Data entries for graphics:
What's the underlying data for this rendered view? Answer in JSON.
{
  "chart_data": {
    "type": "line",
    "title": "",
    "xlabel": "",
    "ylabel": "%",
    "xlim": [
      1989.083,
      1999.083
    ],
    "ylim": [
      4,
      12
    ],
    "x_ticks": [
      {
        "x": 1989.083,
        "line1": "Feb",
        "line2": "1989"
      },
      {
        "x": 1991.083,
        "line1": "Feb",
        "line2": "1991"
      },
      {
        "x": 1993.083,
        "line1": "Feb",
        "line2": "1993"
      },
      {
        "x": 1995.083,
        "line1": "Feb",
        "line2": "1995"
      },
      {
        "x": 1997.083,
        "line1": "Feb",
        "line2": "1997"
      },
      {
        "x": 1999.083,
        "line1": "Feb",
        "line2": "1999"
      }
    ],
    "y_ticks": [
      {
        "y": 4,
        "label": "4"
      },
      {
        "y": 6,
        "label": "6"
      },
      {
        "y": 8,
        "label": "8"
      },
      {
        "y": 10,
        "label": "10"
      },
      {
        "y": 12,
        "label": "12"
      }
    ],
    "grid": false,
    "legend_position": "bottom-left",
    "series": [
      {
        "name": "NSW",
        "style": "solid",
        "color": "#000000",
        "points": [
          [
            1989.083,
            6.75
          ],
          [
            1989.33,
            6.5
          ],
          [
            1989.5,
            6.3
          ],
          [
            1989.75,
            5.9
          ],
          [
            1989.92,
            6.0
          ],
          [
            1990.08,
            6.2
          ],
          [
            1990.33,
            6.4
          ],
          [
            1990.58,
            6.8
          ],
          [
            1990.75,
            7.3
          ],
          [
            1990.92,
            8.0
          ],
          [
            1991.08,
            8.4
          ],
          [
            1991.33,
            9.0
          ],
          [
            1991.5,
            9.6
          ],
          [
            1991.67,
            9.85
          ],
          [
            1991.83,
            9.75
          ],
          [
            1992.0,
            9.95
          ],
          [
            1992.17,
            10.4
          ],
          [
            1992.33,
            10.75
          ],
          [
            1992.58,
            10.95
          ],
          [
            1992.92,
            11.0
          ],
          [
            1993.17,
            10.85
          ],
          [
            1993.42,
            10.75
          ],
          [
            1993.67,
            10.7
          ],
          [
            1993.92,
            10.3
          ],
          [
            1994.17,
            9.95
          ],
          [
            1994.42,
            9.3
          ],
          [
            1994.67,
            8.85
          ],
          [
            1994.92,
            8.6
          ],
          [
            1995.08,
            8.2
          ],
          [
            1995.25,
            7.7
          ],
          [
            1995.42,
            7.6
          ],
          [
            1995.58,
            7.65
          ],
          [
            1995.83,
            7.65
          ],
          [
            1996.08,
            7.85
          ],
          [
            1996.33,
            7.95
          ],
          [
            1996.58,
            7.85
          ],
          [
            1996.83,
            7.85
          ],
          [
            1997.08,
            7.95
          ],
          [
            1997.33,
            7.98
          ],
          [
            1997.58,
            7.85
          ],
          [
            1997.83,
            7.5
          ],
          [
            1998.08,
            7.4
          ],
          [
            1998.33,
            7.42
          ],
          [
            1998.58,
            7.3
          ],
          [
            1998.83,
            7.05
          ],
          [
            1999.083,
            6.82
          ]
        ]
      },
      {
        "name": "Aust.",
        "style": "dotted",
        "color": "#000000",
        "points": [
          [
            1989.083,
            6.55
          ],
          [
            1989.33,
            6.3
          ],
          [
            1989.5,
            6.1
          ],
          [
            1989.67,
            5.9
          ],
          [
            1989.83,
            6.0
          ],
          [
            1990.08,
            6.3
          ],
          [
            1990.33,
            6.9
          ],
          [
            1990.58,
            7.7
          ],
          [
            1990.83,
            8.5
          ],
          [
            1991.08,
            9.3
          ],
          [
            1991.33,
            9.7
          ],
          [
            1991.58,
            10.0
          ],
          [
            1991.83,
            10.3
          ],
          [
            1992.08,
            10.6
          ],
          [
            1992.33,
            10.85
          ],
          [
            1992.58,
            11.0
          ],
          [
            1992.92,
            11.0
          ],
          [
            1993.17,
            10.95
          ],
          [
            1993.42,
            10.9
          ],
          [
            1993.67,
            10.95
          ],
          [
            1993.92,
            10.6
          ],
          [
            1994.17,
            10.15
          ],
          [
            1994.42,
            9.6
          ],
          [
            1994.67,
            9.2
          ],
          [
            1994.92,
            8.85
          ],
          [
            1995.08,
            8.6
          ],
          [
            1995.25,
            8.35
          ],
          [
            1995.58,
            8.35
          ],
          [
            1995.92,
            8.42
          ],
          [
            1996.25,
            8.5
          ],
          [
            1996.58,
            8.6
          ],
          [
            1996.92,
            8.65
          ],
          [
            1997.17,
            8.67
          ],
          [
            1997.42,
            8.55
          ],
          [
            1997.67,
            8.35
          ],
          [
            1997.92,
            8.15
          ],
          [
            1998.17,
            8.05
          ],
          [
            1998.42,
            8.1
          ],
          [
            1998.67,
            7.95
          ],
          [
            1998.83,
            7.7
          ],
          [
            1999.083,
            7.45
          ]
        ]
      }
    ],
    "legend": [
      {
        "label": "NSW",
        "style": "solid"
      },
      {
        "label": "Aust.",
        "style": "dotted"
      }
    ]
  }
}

# WRITTEN TASK
Write down the full listing again, exactly.

# WRITTEN ANSWER
What's the underlying data for this rendered view? Answer in JSON.
{
  "chart_data": {
    "type": "line",
    "title": "",
    "xlabel": "",
    "ylabel": "%",
    "xlim": [
      1989.083,
      1999.083
    ],
    "ylim": [
      4,
      12
    ],
    "x_ticks": [
      {
        "x": 1989.083,
        "line1": "Feb",
        "line2": "1989"
      },
      {
        "x": 1991.083,
        "line1": "Feb",
        "line2": "1991"
      },
      {
        "x": 1993.083,
        "line1": "Feb",
        "line2": "1993"
      },
      {
        "x": 1995.083,
        "line1": "Feb",
        "line2": "1995"
      },
      {
        "x": 1997.083,
        "line1": "Feb",
        "line2": "1997"
      },
      {
        "x": 1999.083,
        "line1": "Feb",
        "line2": "1999"
      }
    ],
    "y_ticks": [
      {
        "y": 4,
        "label": "4"
      },
      {
        "y": 6,
        "label": "6"
      },
      {
        "y": 8,
        "label": "8"
      },
      {
        "y": 10,
        "label": "10"
      },
      {
        "y": 12,
        "label": "12"
      }
    ],
    "grid": false,
    "legend_position": "bottom-left",
    "series": [
      {
        "name": "NSW",
        "style": "solid",
        "color": "#000000",
        "points": [
          [
            1989.083,
            6.75
          ],
          [
            1989.33,
            6.5
          ],
          [
            1989.5,
            6.3
          ],
          [
            1989.75,
            5.9
          ],
          [
            1989.92,
            6.0
          ],
          [
            1990.08,
            6.2
          ],
          [
            1990.33,
            6.4
          ],
          [
            1990.58,
            6.8
          ],
          [
            1990.75,
            7.3
          ],
          [
            1990.92,
            8.0
          ],
          [
            1991.08,
            8.4
          ],
          [
            1991.33,
            9.0
          ],
          [
            1991.5,
            9.6
          ],
          [
            1991.67,
            9.85
          ],
          [
            1991.83,
            9.75
          ],
          [
            1992.0,
            9.95
          ],
          [
            1992.17,
            10.4
          ],
          [
            1992.33,
            10.75
          ],
          [
            1992.58,
            10.95
          ],
          [
            1992.92,
            11.0
          ],
          [
            1993.17,
            10.85
          ],
          [
            1993.42,
            10.75
          ],
          [
            1993.67,
            10.7
          ],
          [
            1993.92,
            10.3
          ],
          [
            1994.17,
            9.95
          ],
          [
            1994.42,
            9.3
          ],
          [
            1994.67,
            8.85
          ],
          [
            1994.92,
            8.6
          ],
          [
            1995.08,
            8.2
          ],
          [
            1995.25,
            7.7
          ],
          [
            1995.42,
            7.6
          ],
          [
            1995.58,
            7.65
          ],
          [
            1995.83,
            7.65
          ],
          [
            1996.08,
            7.85
          ],
          [
            1996.33,
            7.95
          ],
          [
            1996.58,
            7.85
          ],
          [
            1996.83,
            7.85
          ],
          [
            1997.08,
            7.95
          ],
          [
            1997.33,
            7.98
          ],
          [
            1997.58,
            7.85
          ],
          [
            1997.83,
            7.5
          ],
          [
            1998.08,
            7.4
          ],
          [
            1998.33,
            7.42
          ],
          [
            1998.58,
            7.3
          ],
          [
            1998.83,
            7.05
          ],
          [
            1999.083,
            6.82
          ]
        ]
      },
      {
        "name": "Aust.",
        "style": "dotted",
        "color": "#000000",
        "points": [
          [
            1989.083,
            6.55
          ],
          [
            1989.33,
            6.3
          ],
          [
            1989.5,
            6.1
          ],
          [
            1989.67,
            5.9
          ],
          [
            1989.83,
            6.0
          ],
          [
            1990.08,
            6.3
          ],
          [
            1990.33,
            6.9
          ],
          [
            1990.58,
            7.7
          ],
          [
            1990.83,
            8.5
          ],
          [
            1991.08,
            9.3
          ],
          [
            1991.33,
            9.7
          ],
          [
            1991.58,
            10.0
          ],
          [
            1991.83,
            10.3
          ],
          [
            1992.08,
            10.6
          ],
          [
            1992.33,
            10.85
          ],
          [
            1992.58,
            11.0
          ],
          [
            1992.92,
            11.0
          ],
          [
            1993.17,
            10.95
          ],
          [
            1993.42,
            10.9
          ],
          [
            1993.67,
            10.95
          ],
          [
            1993.92,
            10.6
          ],
          [
            1994.17,
            10.15
          ],
          [
            1994.42,
            9.6
          ],
          [
            1994.67,
            9.2
          ],
          [
            1994.92,
            8.85
          ],
          [
            1995.08,
            8.6
          ],
          [
            1995.25,
            8.35
          ],
          [
            1995.58,
            8.35
          ],
          [
            1995.92,
            8.42
          ],
          [
            1996.25,
            8.5
          ],
          [
            1996.58,
            8.6
          ],
          [
            1996.92,
            8.65
          ],
          [
            1997.17,
            8.67
          ],
          [
            1997.42,
            8.55
          ],
          [
            1997.67,
            8.35
          ],
          [
            1997.92,
            8.15
          ],
          [
            1998.17,
            8.05
          ],
          [
            1998.42,
            8.1
          ],
          [
            1998.67,
            7.95
          ],
          [
            1998.83,
            7.7
          ],
          [
            1999.083,
            7.45
          ]
        ]
      }
    ],
    "legend": [
      {
        "label": "NSW",
        "style": "solid"
      },
      {
        "label": "Aust.",
        "style": "dotted"
      }
    ]
  }
}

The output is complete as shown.